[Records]
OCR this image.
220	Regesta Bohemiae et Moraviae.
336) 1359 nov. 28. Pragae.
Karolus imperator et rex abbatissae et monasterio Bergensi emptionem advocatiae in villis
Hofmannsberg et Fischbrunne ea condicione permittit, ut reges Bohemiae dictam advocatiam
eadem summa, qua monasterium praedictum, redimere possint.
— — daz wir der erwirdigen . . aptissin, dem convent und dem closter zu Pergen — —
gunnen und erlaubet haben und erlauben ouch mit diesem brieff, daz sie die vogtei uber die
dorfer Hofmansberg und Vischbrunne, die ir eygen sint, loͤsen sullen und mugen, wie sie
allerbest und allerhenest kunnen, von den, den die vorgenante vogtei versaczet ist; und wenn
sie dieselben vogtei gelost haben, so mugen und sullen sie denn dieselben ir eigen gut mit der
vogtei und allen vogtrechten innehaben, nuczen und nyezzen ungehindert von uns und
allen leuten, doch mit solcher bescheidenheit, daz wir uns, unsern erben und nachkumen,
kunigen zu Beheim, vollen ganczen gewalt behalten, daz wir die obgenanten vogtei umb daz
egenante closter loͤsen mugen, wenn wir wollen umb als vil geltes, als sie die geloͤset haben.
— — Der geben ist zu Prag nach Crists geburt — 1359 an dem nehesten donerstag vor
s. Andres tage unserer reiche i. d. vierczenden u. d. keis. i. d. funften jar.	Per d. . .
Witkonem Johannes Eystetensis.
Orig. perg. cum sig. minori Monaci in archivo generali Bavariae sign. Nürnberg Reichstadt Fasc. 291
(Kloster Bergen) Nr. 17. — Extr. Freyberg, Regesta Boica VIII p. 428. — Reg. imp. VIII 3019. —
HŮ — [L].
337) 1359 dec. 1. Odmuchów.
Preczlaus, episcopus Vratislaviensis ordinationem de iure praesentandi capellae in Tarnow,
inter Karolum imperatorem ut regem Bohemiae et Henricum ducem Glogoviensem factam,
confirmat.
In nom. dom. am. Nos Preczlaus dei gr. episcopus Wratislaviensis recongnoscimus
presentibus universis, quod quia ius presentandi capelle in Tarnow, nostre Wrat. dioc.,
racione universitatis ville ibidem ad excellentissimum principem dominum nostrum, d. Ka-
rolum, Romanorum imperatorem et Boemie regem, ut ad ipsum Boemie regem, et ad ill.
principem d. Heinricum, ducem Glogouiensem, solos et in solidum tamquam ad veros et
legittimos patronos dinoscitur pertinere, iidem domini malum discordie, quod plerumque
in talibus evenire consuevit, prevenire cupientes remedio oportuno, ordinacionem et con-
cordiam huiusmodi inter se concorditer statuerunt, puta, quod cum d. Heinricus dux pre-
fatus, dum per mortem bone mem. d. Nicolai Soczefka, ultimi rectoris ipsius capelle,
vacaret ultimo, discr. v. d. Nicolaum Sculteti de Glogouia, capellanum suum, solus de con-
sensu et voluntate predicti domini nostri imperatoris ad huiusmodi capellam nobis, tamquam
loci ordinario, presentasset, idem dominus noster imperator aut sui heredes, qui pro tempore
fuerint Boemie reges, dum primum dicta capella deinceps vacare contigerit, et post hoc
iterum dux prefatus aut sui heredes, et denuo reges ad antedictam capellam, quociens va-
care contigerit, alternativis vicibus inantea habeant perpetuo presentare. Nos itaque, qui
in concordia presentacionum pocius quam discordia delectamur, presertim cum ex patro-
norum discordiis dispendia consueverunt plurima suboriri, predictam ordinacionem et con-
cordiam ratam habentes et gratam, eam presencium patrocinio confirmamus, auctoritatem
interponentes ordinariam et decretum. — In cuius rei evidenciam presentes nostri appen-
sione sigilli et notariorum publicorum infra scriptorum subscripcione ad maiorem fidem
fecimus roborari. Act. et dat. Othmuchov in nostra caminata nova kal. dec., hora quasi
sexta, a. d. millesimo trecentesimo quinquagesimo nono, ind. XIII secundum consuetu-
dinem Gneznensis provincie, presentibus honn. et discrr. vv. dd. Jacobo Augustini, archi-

> What to do:
Faithfully copy every entry, leaving nothing out.

> Correct result:
OCR this image.
220	Regesta Bohemiae et Moraviae.
336) 1359 nov. 28. Pragae.
Karolus imperator et rex abbatissae et monasterio Bergensi emptionem advocatiae in villis
Hofmannsberg et Fischbrunne ea condicione permittit, ut reges Bohemiae dictam advocatiam
eadem summa, qua monasterium praedictum, redimere possint.
— — daz wir der erwirdigen . . aptissin, dem convent und dem closter zu Pergen — —
gunnen und erlaubet haben und erlauben ouch mit diesem brieff, daz sie die vogtei uber die
dorfer Hofmansberg und Vischbrunne, die ir eygen sint, loͤsen sullen und mugen, wie sie
allerbest und allerhenest kunnen, von den, den die vorgenante vogtei versaczet ist; und wenn
sie dieselben vogtei gelost haben, so mugen und sullen sie denn dieselben ir eigen gut mit der
vogtei und allen vogtrechten innehaben, nuczen und nyezzen ungehindert von uns und
allen leuten, doch mit solcher bescheidenheit, daz wir uns, unsern erben und nachkumen,
kunigen zu Beheim, vollen ganczen gewalt behalten, daz wir die obgenanten vogtei umb daz
egenante closter loͤsen mugen, wenn wir wollen umb als vil geltes, als sie die geloͤset haben.
— — Der geben ist zu Prag nach Crists geburt — 1359 an dem nehesten donerstag vor
s. Andres tage unserer reiche i. d. vierczenden u. d. keis. i. d. funften jar.	Per d. . .
Witkonem Johannes Eystetensis.
Orig. perg. cum sig. minori Monaci in archivo generali Bavariae sign. Nürnberg Reichstadt Fasc. 291
(Kloster Bergen) Nr. 17. — Extr. Freyberg, Regesta Boica VIII p. 428. — Reg. imp. VIII 3019. —
HŮ — [L].
337) 1359 dec. 1. Odmuchów.
Preczlaus, episcopus Vratislaviensis ordinationem de iure praesentandi capellae in Tarnow,
inter Karolum imperatorem ut regem Bohemiae et Henricum ducem Glogoviensem factam,
confirmat.
In nom. dom. am. Nos Preczlaus dei gr. episcopus Wratislaviensis recongnoscimus
presentibus universis, quod quia ius presentandi capelle in Tarnow, nostre Wrat. dioc.,
racione universitatis ville ibidem ad excellentissimum principem dominum nostrum, d. Ka-
rolum, Romanorum imperatorem et Boemie regem, ut ad ipsum Boemie regem, et ad ill.
principem d. Heinricum, ducem Glogouiensem, solos et in solidum tamquam ad veros et
legittimos patronos dinoscitur pertinere, iidem domini malum discordie, quod plerumque
in talibus evenire consuevit, prevenire cupientes remedio oportuno, ordinacionem et con-
cordiam huiusmodi inter se concorditer statuerunt, puta, quod cum d. Heinricus dux pre-
fatus, dum per mortem bone mem. d. Nicolai Soczefka, ultimi rectoris ipsius capelle,
vacaret ultimo, discr. v. d. Nicolaum Sculteti de Glogouia, capellanum suum, solus de con-
sensu et voluntate predicti domini nostri imperatoris ad huiusmodi capellam nobis, tamquam
loci ordinario, presentasset, idem dominus noster imperator aut sui heredes, qui pro tempore
fuerint Boemie reges, dum primum dicta capella deinceps vacare contigerit, et post hoc
iterum dux prefatus aut sui heredes, et denuo reges ad antedictam capellam, quociens va-
care contigerit, alternativis vicibus inantea habeant perpetuo presentare. Nos itaque, qui
in concordia presentacionum pocius quam discordia delectamur, presertim cum ex patro-
norum discordiis dispendia consueverunt plurima suboriri, predictam ordinacionem et con-
cordiam ratam habentes et gratam, eam presencium patrocinio confirmamus, auctoritatem
interponentes ordinariam et decretum. — In cuius rei evidenciam presentes nostri appen-
sione sigilli et notariorum publicorum infra scriptorum subscripcione ad maiorem fidem
fecimus roborari. Act. et dat. Othmuchov in nostra caminata nova kal. dec., hora quasi
sexta, a. d. millesimo trecentesimo quinquagesimo nono, ind. XIII secundum consuetu-
dinem Gneznensis provincie, presentibus honn. et discrr. vv. dd. Jacobo Augustini, archi-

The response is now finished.